#### Written instruction:
Repeat, exactly and completely, the entries shown underneath.

#### Records:
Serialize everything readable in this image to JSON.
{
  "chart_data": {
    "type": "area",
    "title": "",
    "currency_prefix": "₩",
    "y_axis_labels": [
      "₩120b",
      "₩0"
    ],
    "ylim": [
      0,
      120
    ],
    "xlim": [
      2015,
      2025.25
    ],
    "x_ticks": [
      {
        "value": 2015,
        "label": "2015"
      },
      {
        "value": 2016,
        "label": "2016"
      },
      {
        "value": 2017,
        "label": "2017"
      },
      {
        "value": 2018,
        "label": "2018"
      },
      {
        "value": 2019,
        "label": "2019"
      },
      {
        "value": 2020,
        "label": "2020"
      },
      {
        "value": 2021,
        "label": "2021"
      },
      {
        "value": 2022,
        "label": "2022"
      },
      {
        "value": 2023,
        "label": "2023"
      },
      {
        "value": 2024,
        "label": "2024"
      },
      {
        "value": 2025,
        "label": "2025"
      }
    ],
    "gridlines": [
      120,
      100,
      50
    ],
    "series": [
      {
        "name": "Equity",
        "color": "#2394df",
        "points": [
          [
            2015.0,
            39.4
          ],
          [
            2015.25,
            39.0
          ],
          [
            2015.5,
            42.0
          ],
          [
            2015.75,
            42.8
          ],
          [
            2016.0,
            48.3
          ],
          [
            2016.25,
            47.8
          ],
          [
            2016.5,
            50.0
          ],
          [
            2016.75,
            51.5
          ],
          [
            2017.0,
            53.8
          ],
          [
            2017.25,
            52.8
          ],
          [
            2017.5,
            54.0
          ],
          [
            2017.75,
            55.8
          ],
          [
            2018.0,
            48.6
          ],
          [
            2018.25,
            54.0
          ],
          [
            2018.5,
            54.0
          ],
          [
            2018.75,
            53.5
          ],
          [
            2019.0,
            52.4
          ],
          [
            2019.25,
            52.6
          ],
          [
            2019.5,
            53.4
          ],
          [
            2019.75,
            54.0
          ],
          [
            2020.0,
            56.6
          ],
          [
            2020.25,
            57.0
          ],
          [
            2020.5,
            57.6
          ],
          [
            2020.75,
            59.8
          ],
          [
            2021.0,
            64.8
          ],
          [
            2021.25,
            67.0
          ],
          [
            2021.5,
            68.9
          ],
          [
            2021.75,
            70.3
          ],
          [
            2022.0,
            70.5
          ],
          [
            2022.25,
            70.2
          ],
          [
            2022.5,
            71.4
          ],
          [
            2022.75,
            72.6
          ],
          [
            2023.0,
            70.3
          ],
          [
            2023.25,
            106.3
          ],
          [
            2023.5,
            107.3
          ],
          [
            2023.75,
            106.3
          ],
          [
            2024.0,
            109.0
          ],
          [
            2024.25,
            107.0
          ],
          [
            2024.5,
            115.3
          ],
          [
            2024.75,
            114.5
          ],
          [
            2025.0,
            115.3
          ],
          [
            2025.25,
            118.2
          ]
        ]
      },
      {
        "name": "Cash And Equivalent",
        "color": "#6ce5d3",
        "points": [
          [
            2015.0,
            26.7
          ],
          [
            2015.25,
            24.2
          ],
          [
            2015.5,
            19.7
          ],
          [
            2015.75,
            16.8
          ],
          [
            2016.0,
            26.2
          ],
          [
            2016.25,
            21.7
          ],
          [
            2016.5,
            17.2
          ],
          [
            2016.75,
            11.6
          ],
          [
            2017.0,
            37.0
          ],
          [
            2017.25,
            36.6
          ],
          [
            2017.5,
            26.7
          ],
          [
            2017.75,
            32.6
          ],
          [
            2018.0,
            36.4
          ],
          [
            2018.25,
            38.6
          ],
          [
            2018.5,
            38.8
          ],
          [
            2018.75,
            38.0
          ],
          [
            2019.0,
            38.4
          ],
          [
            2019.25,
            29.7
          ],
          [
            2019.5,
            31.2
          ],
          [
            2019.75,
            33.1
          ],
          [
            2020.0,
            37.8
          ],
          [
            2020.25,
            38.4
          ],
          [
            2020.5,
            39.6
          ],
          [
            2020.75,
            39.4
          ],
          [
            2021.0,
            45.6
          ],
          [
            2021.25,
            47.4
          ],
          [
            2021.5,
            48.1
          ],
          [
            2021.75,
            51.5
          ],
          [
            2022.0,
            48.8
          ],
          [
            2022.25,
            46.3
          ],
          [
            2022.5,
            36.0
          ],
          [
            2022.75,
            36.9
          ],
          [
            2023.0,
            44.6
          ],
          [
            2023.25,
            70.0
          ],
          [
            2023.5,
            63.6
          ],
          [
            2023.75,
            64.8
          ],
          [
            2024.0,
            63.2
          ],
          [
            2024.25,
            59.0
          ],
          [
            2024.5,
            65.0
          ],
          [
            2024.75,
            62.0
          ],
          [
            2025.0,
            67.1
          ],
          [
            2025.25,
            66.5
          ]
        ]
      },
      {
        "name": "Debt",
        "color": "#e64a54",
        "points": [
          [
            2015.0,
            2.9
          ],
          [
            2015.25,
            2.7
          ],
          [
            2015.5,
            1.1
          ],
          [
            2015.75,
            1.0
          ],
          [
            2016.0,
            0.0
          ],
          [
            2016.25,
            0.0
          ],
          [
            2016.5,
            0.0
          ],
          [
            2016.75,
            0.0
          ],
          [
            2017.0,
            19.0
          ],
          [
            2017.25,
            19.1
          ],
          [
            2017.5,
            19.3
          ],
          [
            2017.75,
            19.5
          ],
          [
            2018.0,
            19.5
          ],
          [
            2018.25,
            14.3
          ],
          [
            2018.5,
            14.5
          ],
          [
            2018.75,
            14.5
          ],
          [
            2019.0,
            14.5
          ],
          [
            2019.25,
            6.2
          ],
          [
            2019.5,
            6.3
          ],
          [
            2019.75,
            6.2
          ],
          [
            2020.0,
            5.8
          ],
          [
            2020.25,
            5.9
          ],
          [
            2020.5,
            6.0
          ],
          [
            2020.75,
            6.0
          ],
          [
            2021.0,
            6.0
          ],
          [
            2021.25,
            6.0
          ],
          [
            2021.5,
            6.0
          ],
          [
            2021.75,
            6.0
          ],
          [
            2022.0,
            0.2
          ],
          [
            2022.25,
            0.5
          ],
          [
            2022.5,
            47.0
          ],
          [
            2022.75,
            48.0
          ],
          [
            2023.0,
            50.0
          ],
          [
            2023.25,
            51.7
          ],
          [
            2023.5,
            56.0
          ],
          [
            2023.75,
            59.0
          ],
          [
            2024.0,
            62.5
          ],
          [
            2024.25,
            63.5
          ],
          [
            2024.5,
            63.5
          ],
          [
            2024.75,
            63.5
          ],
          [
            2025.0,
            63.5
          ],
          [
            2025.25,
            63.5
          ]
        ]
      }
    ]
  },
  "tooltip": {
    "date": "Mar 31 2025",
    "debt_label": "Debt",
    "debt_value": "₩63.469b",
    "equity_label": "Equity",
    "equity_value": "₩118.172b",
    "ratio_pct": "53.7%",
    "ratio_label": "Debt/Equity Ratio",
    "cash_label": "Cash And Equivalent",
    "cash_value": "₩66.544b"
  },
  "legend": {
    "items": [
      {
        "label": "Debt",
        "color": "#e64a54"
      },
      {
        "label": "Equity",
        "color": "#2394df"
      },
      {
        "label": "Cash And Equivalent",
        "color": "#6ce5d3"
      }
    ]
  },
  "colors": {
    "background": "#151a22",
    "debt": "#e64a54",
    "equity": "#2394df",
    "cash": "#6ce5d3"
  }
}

#### Result of this task:
Serialize everything readable in this image to JSON.
{
  "chart_data": {
    "type": "area",
    "title": "",
    "currency_prefix": "₩",
    "y_axis_labels": [
      "₩120b",
      "₩0"
    ],
    "ylim": [
      0,
      120
    ],
    "xlim": [
      2015,
      2025.25
    ],
    "x_ticks": [
      {
        "value": 2015,
        "label": "2015"
      },
      {
        "value": 2016,
        "label": "2016"
      },
      {
        "value": 2017,
        "label": "2017"
      },
      {
        "value": 2018,
        "label": "2018"
      },
      {
        "value": 2019,
        "label": "2019"
      },
      {
        "value": 2020,
        "label": "2020"
      },
      {
        "value": 2021,
        "label": "2021"
      },
      {
        "value": 2022,
        "label": "2022"
      },
      {
        "value": 2023,
        "label": "2023"
      },
      {
        "value": 2024,
        "label": "2024"
      },
      {
        "value": 2025,
        "label": "2025"
      }
    ],
    "gridlines": [
      120,
      100,
      50
    ],
    "series": [
      {
        "name": "Equity",
        "color": "#2394df",
        "points": [
          [
            2015.0,
            39.4
          ],
          [
            2015.25,
            39.0
          ],
          [
            2015.5,
            42.0
          ],
          [
            2015.75,
            42.8
          ],
          [
            2016.0,
            48.3
          ],
          [
            2016.25,
            47.8
          ],
          [
            2016.5,
            50.0
          ],
          [
            2016.75,
            51.5
          ],
          [
            2017.0,
            53.8
          ],
          [
            2017.25,
            52.8
          ],
          [
            2017.5,
            54.0
          ],
          [
            2017.75,
            55.8
          ],
          [
            2018.0,
            48.6
          ],
          [
            2018.25,
            54.0
          ],
          [
            2018.5,
            54.0
          ],
          [
            2018.75,
            53.5
          ],
          [
            2019.0,
            52.4
          ],
          [
            2019.25,
            52.6
          ],
          [
            2019.5,
            53.4
          ],
          [
            2019.75,
            54.0
          ],
          [
            2020.0,
            56.6
          ],
          [
            2020.25,
            57.0
          ],
          [
            2020.5,
            57.6
          ],
          [
            2020.75,
            59.8
          ],
          [
            2021.0,
            64.8
          ],
          [
            2021.25,
            67.0
          ],
          [
            2021.5,
            68.9
          ],
          [
            2021.75,
            70.3
          ],
          [
            2022.0,
            70.5
          ],
          [
            2022.25,
            70.2
          ],
          [
            2022.5,
            71.4
          ],
          [
            2022.75,
            72.6
          ],
          [
            2023.0,
            70.3
          ],
          [
            2023.25,
            106.3
          ],
          [
            2023.5,
            107.3
          ],
          [
            2023.75,
            106.3
          ],
          [
            2024.0,
            109.0
          ],
          [
            2024.25,
            107.0
          ],
          [
            2024.5,
            115.3
          ],
          [
            2024.75,
            114.5
          ],
          [
            2025.0,
            115.3
          ],
          [
            2025.25,
            118.2
          ]
        ]
      },
      {
        "name": "Cash And Equivalent",
        "color": "#6ce5d3",
        "points": [
          [
            2015.0,
            26.7
          ],
          [
            2015.25,
            24.2
          ],
          [
            2015.5,
            19.7
          ],
          [
            2015.75,
            16.8
          ],
          [
            2016.0,
            26.2
          ],
          [
            2016.25,
            21.7
          ],
          [
            2016.5,
            17.2
          ],
          [
            2016.75,
            11.6
          ],
          [
            2017.0,
            37.0
          ],
          [
            2017.25,
            36.6
          ],
          [
            2017.5,
            26.7
          ],
          [
            2017.75,
            32.6
          ],
          [
            2018.0,
            36.4
          ],
          [
            2018.25,
            38.6
          ],
          [
            2018.5,
            38.8
          ],
          [
            2018.75,
            38.0
          ],
          [
            2019.0,
            38.4
          ],
          [
            2019.25,
            29.7
          ],
          [
            2019.5,
            31.2
          ],
          [
            2019.75,
            33.1
          ],
          [
            2020.0,
            37.8
          ],
          [
            2020.25,
            38.4
          ],
          [
            2020.5,
            39.6
          ],
          [
            2020.75,
            39.4
          ],
          [
            2021.0,
            45.6
          ],
          [
            2021.25,
            47.4
          ],
          [
            2021.5,
            48.1
          ],
          [
            2021.75,
            51.5
          ],
          [
            2022.0,
            48.8
          ],
          [
            2022.25,
            46.3
          ],
          [
            2022.5,
            36.0
          ],
          [
            2022.75,
            36.9
          ],
          [
            2023.0,
            44.6
          ],
          [
            2023.25,
            70.0
          ],
          [
            2023.5,
            63.6
          ],
          [
            2023.75,
            64.8
          ],
          [
            2024.0,
            63.2
          ],
          [
            2024.25,
            59.0
          ],
          [
            2024.5,
            65.0
          ],
          [
            2024.75,
            62.0
          ],
          [
            2025.0,
            67.1
          ],
          [
            2025.25,
            66.5
          ]
        ]
      },
      {
        "name": "Debt",
        "color": "#e64a54",
        "points": [
          [
            2015.0,
            2.9
          ],
          [
            2015.25,
            2.7
          ],
          [
            2015.5,
            1.1
          ],
          [
            2015.75,
            1.0
          ],
          [
            2016.0,
            0.0
          ],
          [
            2016.25,
            0.0
          ],
          [
            2016.5,
            0.0
          ],
          [
            2016.75,
            0.0
          ],
          [
            2017.0,
            19.0
          ],
          [
            2017.25,
            19.1
          ],
          [
            2017.5,
            19.3
          ],
          [
            2017.75,
            19.5
          ],
          [
            2018.0,
            19.5
          ],
          [
            2018.25,
            14.3
          ],
          [
            2018.5,
            14.5
          ],
          [
            2018.75,
            14.5
          ],
          [
            2019.0,
            14.5
          ],
          [
            2019.25,
            6.2
          ],
          [
            2019.5,
            6.3
          ],
          [
            2019.75,
            6.2
          ],
          [
            2020.0,
            5.8
          ],
          [
            2020.25,
            5.9
          ],
          [
            2020.5,
            6.0
          ],
          [
            2020.75,
            6.0
          ],
          [
            2021.0,
            6.0
          ],
          [
            2021.25,
            6.0
          ],
          [
            2021.5,
            6.0
          ],
          [
            2021.75,
            6.0
          ],
          [
            2022.0,
            0.2
          ],
          [
            2022.25,
            0.5
          ],
          [
            2022.5,
            47.0
          ],
          [
            2022.75,
            48.0
          ],
          [
            2023.0,
            50.0
          ],
          [
            2023.25,
            51.7
          ],
          [
            2023.5,
            56.0
          ],
          [
            2023.75,
            59.0
          ],
          [
            2024.0,
            62.5
          ],
          [
            2024.25,
            63.5
          ],
          [
            2024.5,
            63.5
          ],
          [
            2024.75,
            63.5
          ],
          [
            2025.0,
            63.5
          ],
          [
            2025.25,
            63.5
          ]
        ]
      }
    ]
  },
  "tooltip": {
    "date": "Mar 31 2025",
    "debt_label": "Debt",
    "debt_value": "₩63.469b",
    "equity_label": "Equity",
    "equity_value": "₩118.172b",
    "ratio_pct": "53.7%",
    "ratio_label": "Debt/Equity Ratio",
    "cash_label": "Cash And Equivalent",
    "cash_value": "₩66.544b"
  },
  "legend": {
    "items": [
      {
        "label": "Debt",
        "color": "#e64a54"
      },
      {
        "label": "Equity",
        "color": "#2394df"
      },
      {
        "label": "Cash And Equivalent",
        "color": "#6ce5d3"
      }
    ]
  },
  "colors": {
    "background": "#151a22",
    "debt": "#e64a54",
    "equity": "#2394df",
    "cash": "#6ce5d3"
  }
}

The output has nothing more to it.